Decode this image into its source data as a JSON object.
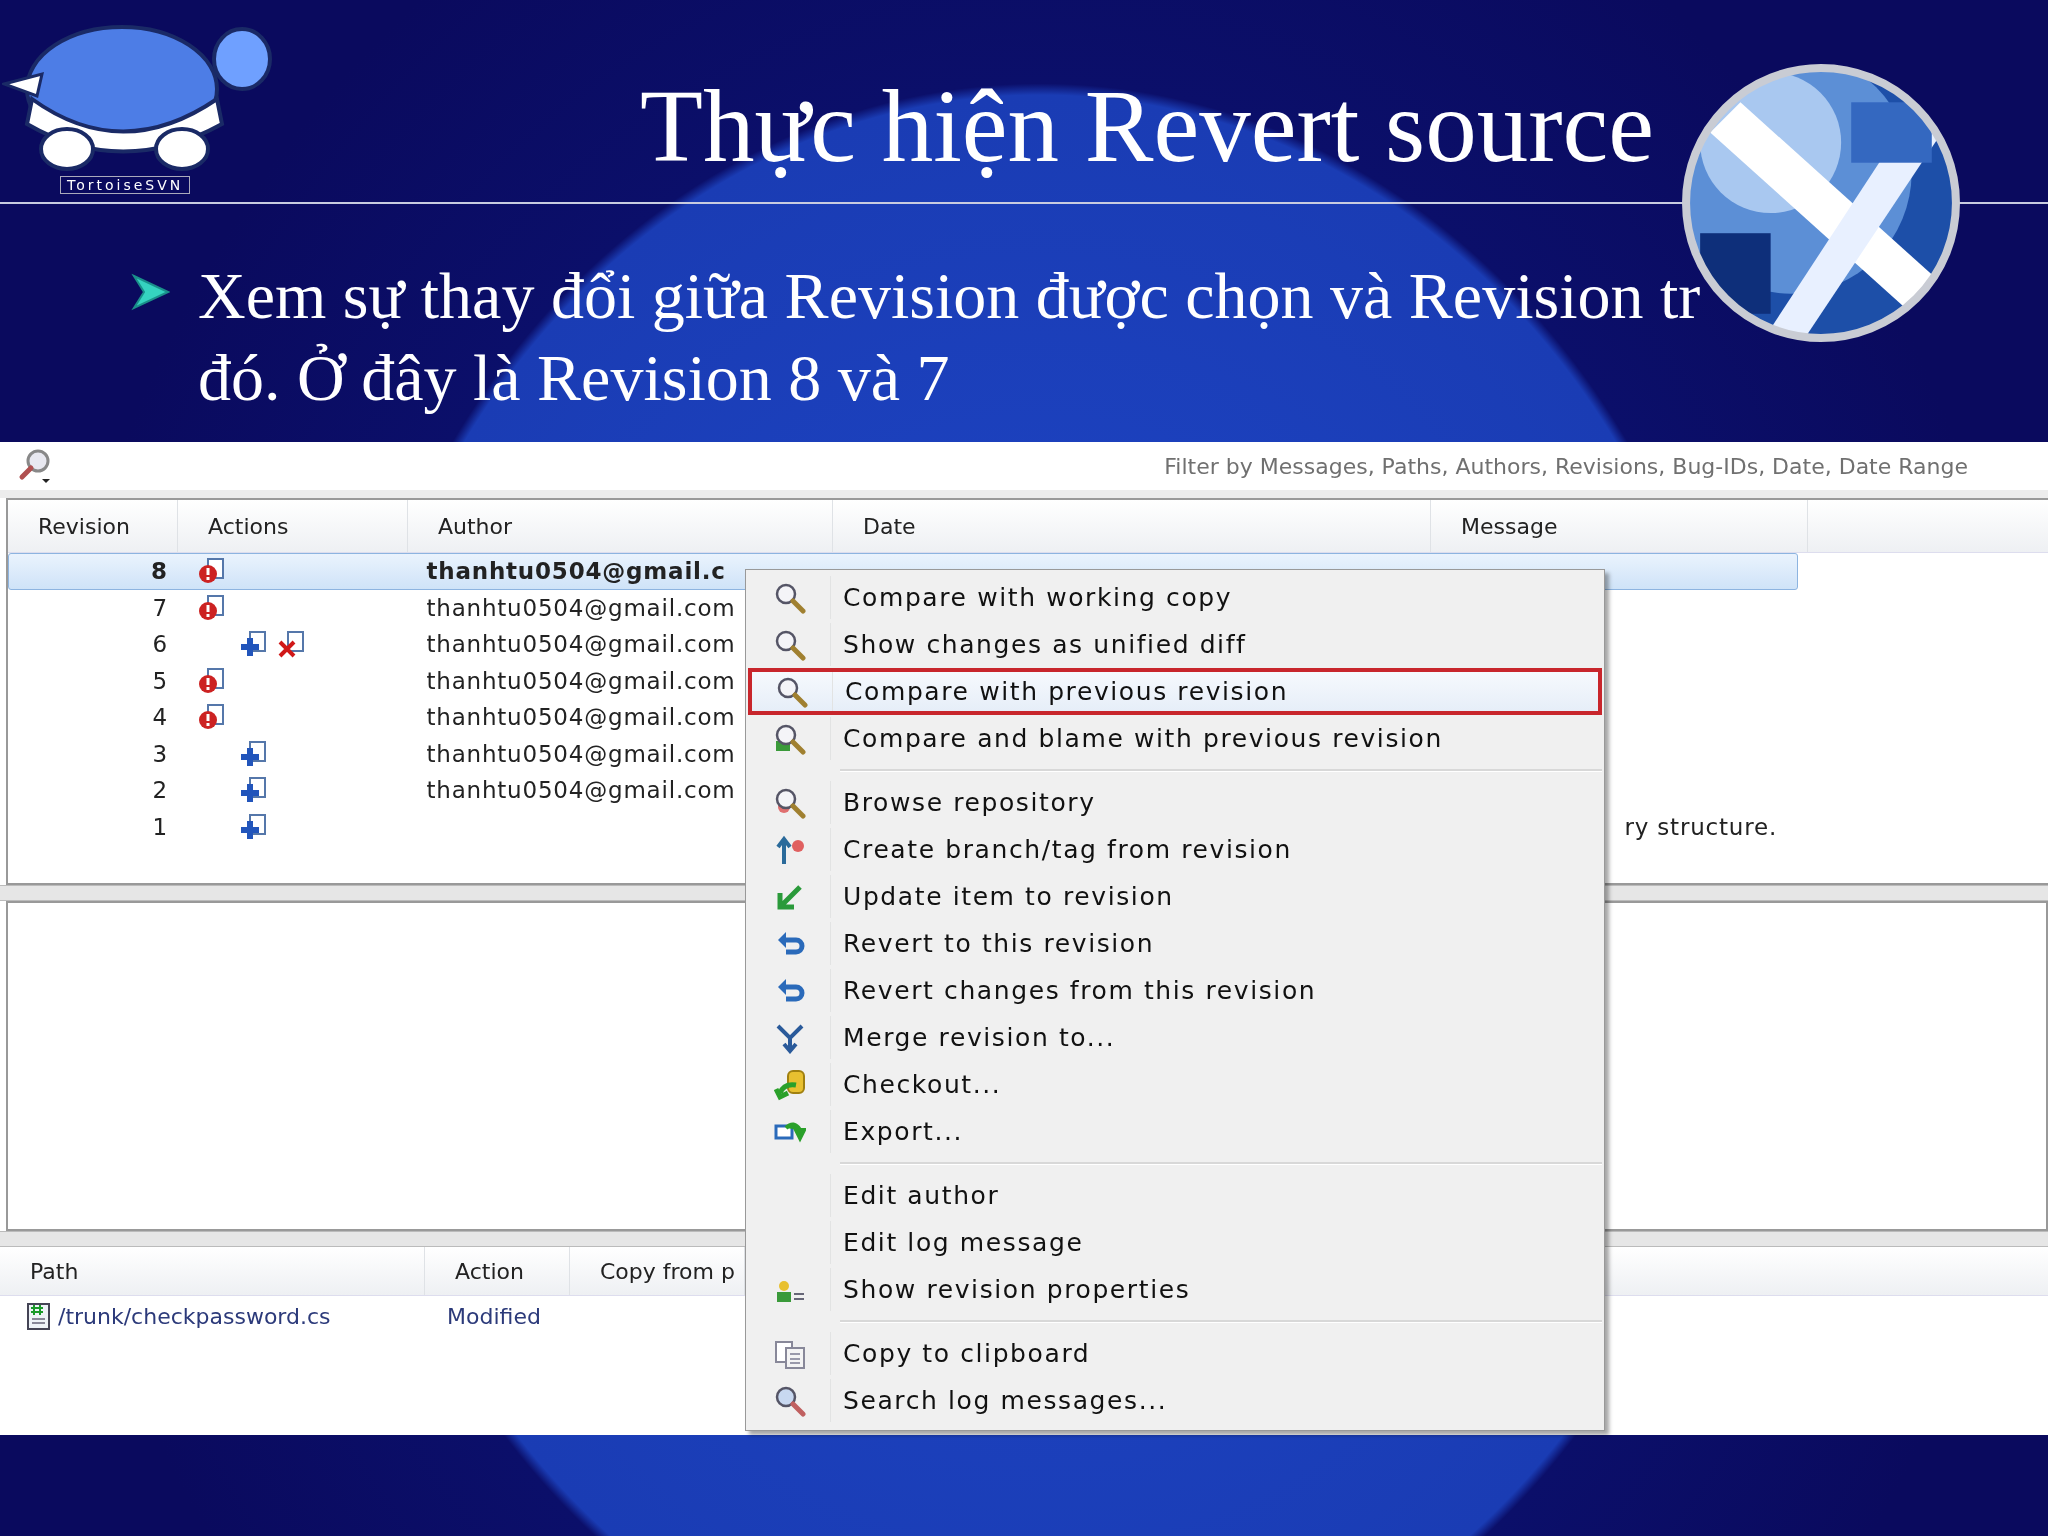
{
  "slide": {
    "title": "Thực hiện Revert source",
    "logo_text": "TortoiseSVN",
    "bullet_lines": [
      "Xem sự thay đổi giữa Revision được chọn và Revision tr",
      "đó. Ở đây là Revision 8 và 7"
    ]
  },
  "log_window": {
    "filter_placeholder": "Filter by Messages, Paths, Authors, Revisions, Bug-IDs, Date, Date Range",
    "columns": [
      "Revision",
      "Actions",
      "Author",
      "Date",
      "Message"
    ],
    "rows": [
      {
        "revision": "8",
        "actions": [
          {
            "kind": "modified"
          }
        ],
        "author": "thanhtu0504@gmail.c",
        "selected": true
      },
      {
        "revision": "7",
        "actions": [
          {
            "kind": "modified"
          }
        ],
        "author": "thanhtu0504@gmail.com",
        "selected": false
      },
      {
        "revision": "6",
        "actions": [
          {
            "kind": "added"
          },
          {
            "kind": "deleted"
          }
        ],
        "author": "thanhtu0504@gmail.com",
        "selected": false
      },
      {
        "revision": "5",
        "actions": [
          {
            "kind": "modified"
          }
        ],
        "author": "thanhtu0504@gmail.com",
        "selected": false
      },
      {
        "revision": "4",
        "actions": [
          {
            "kind": "modified"
          }
        ],
        "author": "thanhtu0504@gmail.com",
        "selected": false
      },
      {
        "revision": "3",
        "actions": [
          {
            "kind": "added"
          }
        ],
        "author": "thanhtu0504@gmail.com",
        "selected": false
      },
      {
        "revision": "2",
        "actions": [
          {
            "kind": "added"
          }
        ],
        "author": "thanhtu0504@gmail.com",
        "selected": false
      },
      {
        "revision": "1",
        "actions": [
          {
            "kind": "added"
          }
        ],
        "message": "ry structure.",
        "selected": false
      }
    ],
    "changed_paths": {
      "columns": [
        "Path",
        "Action",
        "Copy from p"
      ],
      "rows": [
        {
          "path": "/trunk/checkpassword.cs",
          "action": "Modified"
        }
      ]
    }
  },
  "context_menu": {
    "groups": [
      [
        {
          "label": "Compare with working copy",
          "selected": false
        },
        {
          "label": "Show changes as unified diff",
          "selected": false
        },
        {
          "label": "Compare with previous revision",
          "selected": true
        },
        {
          "label": "Compare and blame with previous revision",
          "selected": false
        }
      ],
      [
        {
          "label": "Browse repository",
          "selected": false
        },
        {
          "label": "Create branch/tag from revision",
          "selected": false
        },
        {
          "label": "Update item to revision",
          "selected": false
        },
        {
          "label": "Revert to this revision",
          "selected": false
        },
        {
          "label": "Revert changes from this revision",
          "selected": false
        },
        {
          "label": "Merge revision to...",
          "selected": false
        },
        {
          "label": "Checkout...",
          "selected": false
        },
        {
          "label": "Export...",
          "selected": false
        }
      ],
      [
        {
          "label": "Edit author",
          "selected": false
        },
        {
          "label": "Edit log message",
          "selected": false
        },
        {
          "label": "Show revision properties",
          "selected": false
        }
      ],
      [
        {
          "label": "Copy to clipboard",
          "selected": false
        },
        {
          "label": "Search log messages...",
          "selected": false
        }
      ]
    ]
  }
}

→ Set task
Write out the entries again, exactly as given, skipping any images.

→ Solution to this exercise
Decode this image into its source data as a JSON object.
{
  "slide": {
    "title": "Thực hiện Revert source",
    "logo_text": "TortoiseSVN",
    "bullet_lines": [
      "Xem sự thay đổi giữa Revision được chọn và Revision tr",
      "đó. Ở đây là Revision 8 và 7"
    ]
  },
  "log_window": {
    "filter_placeholder": "Filter by Messages, Paths, Authors, Revisions, Bug-IDs, Date, Date Range",
    "columns": [
      "Revision",
      "Actions",
      "Author",
      "Date",
      "Message"
    ],
    "rows": [
      {
        "revision": "8",
        "actions": [
          {
            "kind": "modified"
          }
        ],
        "author": "thanhtu0504@gmail.c",
        "selected": true
      },
      {
        "revision": "7",
        "actions": [
          {
            "kind": "modified"
          }
        ],
        "author": "thanhtu0504@gmail.com",
        "selected": false
      },
      {
        "revision": "6",
        "actions": [
          {
            "kind": "added"
          },
          {
            "kind": "deleted"
          }
        ],
        "author": "thanhtu0504@gmail.com",
        "selected": false
      },
      {
        "revision": "5",
        "actions": [
          {
            "kind": "modified"
          }
        ],
        "author": "thanhtu0504@gmail.com",
        "selected": false
      },
      {
        "revision": "4",
        "actions": [
          {
            "kind": "modified"
          }
        ],
        "author": "thanhtu0504@gmail.com",
        "selected": false
      },
      {
        "revision": "3",
        "actions": [
          {
            "kind": "added"
          }
        ],
        "author": "thanhtu0504@gmail.com",
        "selected": false
      },
      {
        "revision": "2",
        "actions": [
          {
            "kind": "added"
          }
        ],
        "author": "thanhtu0504@gmail.com",
        "selected": false
      },
      {
        "revision": "1",
        "actions": [
          {
            "kind": "added"
          }
        ],
        "message": "ry structure.",
        "selected": false
      }
    ],
    "changed_paths": {
      "columns": [
        "Path",
        "Action",
        "Copy from p"
      ],
      "rows": [
        {
          "path": "/trunk/checkpassword.cs",
          "action": "Modified"
        }
      ]
    }
  },
  "context_menu": {
    "groups": [
      [
        {
          "label": "Compare with working copy",
          "selected": false
        },
        {
          "label": "Show changes as unified diff",
          "selected": false
        },
        {
          "label": "Compare with previous revision",
          "selected": true
        },
        {
          "label": "Compare and blame with previous revision",
          "selected": false
        }
      ],
      [
        {
          "label": "Browse repository",
          "selected": false
        },
        {
          "label": "Create branch/tag from revision",
          "selected": false
        },
        {
          "label": "Update item to revision",
          "selected": false
        },
        {
          "label": "Revert to this revision",
          "selected": false
        },
        {
          "label": "Revert changes from this revision",
          "selected": false
        },
        {
          "label": "Merge revision to...",
          "selected": false
        },
        {
          "label": "Checkout...",
          "selected": false
        },
        {
          "label": "Export...",
          "selected": false
        }
      ],
      [
        {
          "label": "Edit author",
          "selected": false
        },
        {
          "label": "Edit log message",
          "selected": false
        },
        {
          "label": "Show revision properties",
          "selected": false
        }
      ],
      [
        {
          "label": "Copy to clipboard",
          "selected": false
        },
        {
          "label": "Search log messages...",
          "selected": false
        }
      ]
    ]
  }
}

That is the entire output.